Task description — Below is some material; transcribe all of it exactly.
○ ○ ○
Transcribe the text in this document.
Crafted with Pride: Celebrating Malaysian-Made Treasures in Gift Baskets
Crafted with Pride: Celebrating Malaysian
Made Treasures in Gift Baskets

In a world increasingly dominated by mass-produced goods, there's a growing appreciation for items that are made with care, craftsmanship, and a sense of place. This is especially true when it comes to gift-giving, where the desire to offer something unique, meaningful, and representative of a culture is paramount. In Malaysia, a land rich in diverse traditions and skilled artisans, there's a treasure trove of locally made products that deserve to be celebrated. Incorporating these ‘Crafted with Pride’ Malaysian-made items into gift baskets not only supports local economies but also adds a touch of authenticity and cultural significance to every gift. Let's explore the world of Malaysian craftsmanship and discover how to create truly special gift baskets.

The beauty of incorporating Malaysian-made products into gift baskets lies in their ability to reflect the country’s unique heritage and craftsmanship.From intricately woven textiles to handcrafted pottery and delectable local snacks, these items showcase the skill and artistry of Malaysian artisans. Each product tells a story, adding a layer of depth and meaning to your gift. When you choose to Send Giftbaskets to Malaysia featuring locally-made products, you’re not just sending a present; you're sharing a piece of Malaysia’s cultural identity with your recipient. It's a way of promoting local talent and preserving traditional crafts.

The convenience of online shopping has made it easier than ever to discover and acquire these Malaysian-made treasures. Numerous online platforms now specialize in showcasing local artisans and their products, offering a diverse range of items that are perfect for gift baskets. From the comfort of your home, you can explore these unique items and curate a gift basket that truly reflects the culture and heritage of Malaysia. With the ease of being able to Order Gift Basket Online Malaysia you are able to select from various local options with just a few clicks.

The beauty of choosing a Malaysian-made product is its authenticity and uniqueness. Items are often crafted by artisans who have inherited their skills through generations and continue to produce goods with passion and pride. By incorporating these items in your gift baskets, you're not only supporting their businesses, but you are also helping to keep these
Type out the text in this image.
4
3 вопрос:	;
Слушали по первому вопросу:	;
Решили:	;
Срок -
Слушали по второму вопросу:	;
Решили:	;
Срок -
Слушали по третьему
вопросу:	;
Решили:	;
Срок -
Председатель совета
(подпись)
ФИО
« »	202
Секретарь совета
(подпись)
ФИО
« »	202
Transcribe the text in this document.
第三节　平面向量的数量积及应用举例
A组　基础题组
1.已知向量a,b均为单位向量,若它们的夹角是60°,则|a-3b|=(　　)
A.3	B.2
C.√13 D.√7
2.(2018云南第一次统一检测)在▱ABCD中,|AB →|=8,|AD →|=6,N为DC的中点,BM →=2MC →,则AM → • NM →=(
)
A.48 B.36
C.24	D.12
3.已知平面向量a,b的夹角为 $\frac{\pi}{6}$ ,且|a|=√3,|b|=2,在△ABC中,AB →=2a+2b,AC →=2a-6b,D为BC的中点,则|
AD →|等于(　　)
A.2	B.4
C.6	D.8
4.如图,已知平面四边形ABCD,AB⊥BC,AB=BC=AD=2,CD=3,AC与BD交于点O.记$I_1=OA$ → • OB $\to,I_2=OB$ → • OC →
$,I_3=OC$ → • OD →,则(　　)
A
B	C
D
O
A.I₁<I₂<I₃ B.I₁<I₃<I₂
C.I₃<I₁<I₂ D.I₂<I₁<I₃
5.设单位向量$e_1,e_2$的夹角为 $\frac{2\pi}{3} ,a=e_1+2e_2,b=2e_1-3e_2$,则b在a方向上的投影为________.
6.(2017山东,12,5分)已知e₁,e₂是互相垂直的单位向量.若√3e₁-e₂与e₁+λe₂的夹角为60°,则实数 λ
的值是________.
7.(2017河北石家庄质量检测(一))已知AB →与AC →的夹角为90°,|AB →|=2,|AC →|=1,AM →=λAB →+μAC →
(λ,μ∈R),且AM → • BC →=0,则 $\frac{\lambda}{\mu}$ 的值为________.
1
○ ○ ○
Full output —
Transcribe the text in this document.
Crafted with Pride: Celebrating Malaysian-Made Treasures in Gift Baskets
Crafted with Pride: Celebrating Malaysian
Made Treasures in Gift Baskets

In a world increasingly dominated by mass-produced goods, there's a growing appreciation for items that are made with care, craftsmanship, and a sense of place. This is especially true when it comes to gift-giving, where the desire to offer something unique, meaningful, and representative of a culture is paramount. In Malaysia, a land rich in diverse traditions and skilled artisans, there's a treasure trove of locally made products that deserve to be celebrated. Incorporating these ‘Crafted with Pride’ Malaysian-made items into gift baskets not only supports local economies but also adds a touch of authenticity and cultural significance to every gift. Let's explore the world of Malaysian craftsmanship and discover how to create truly special gift baskets.

The beauty of incorporating Malaysian-made products into gift baskets lies in their ability to reflect the country’s unique heritage and craftsmanship.From intricately woven textiles to handcrafted pottery and delectable local snacks, these items showcase the skill and artistry of Malaysian artisans. Each product tells a story, adding a layer of depth and meaning to your gift. When you choose to Send Giftbaskets to Malaysia featuring locally-made products, you’re not just sending a present; you're sharing a piece of Malaysia’s cultural identity with your recipient. It's a way of promoting local talent and preserving traditional crafts.

The convenience of online shopping has made it easier than ever to discover and acquire these Malaysian-made treasures. Numerous online platforms now specialize in showcasing local artisans and their products, offering a diverse range of items that are perfect for gift baskets. From the comfort of your home, you can explore these unique items and curate a gift basket that truly reflects the culture and heritage of Malaysia. With the ease of being able to Order Gift Basket Online Malaysia you are able to select from various local options with just a few clicks.

The beauty of choosing a Malaysian-made product is its authenticity and uniqueness. Items are often crafted by artisans who have inherited their skills through generations and continue to produce goods with passion and pride. By incorporating these items in your gift baskets, you're not only supporting their businesses, but you are also helping to keep these
Type out the text in this image.
4
3 вопрос:	;
Слушали по первому вопросу:	;
Решили:	;
Срок -
Слушали по второму вопросу:	;
Решили:	;
Срок -
Слушали по третьему
вопросу:	;
Решили:	;
Срок -
Председатель совета
(подпись)
ФИО
« »	202
Секретарь совета
(подпись)
ФИО
« »	202
Transcribe the text in this document.
第三节　平面向量的数量积及应用举例
A组　基础题组
1.已知向量a,b均为单位向量,若它们的夹角是60°,则|a-3b|=(　　)
A.3	B.2
C.√13 D.√7
2.(2018云南第一次统一检测)在▱ABCD中,|AB →|=8,|AD →|=6,N为DC的中点,BM →=2MC →,则AM → • NM →=(
)
A.48 B.36
C.24	D.12
3.已知平面向量a,b的夹角为 $\frac{\pi}{6}$ ,且|a|=√3,|b|=2,在△ABC中,AB →=2a+2b,AC →=2a-6b,D为BC的中点,则|
AD →|等于(　　)
A.2	B.4
C.6	D.8
4.如图,已知平面四边形ABCD,AB⊥BC,AB=BC=AD=2,CD=3,AC与BD交于点O.记$I_1=OA$ → • OB $\to,I_2=OB$ → • OC →
$,I_3=OC$ → • OD →,则(　　)
A
B	C
D
O
A.I₁<I₂<I₃ B.I₁<I₃<I₂
C.I₃<I₁<I₂ D.I₂<I₁<I₃
5.设单位向量$e_1,e_2$的夹角为 $\frac{2\pi}{3} ,a=e_1+2e_2,b=2e_1-3e_2$,则b在a方向上的投影为________.
6.(2017山东,12,5分)已知e₁,e₂是互相垂直的单位向量.若√3e₁-e₂与e₁+λe₂的夹角为60°,则实数 λ
的值是________.
7.(2017河北石家庄质量检测(一))已知AB →与AC →的夹角为90°,|AB →|=2,|AC →|=1,AM →=λAB →+μAC →
(λ,μ∈R),且AM → • BC →=0,则 $\frac{\lambda}{\mu}$ 的值为________.
1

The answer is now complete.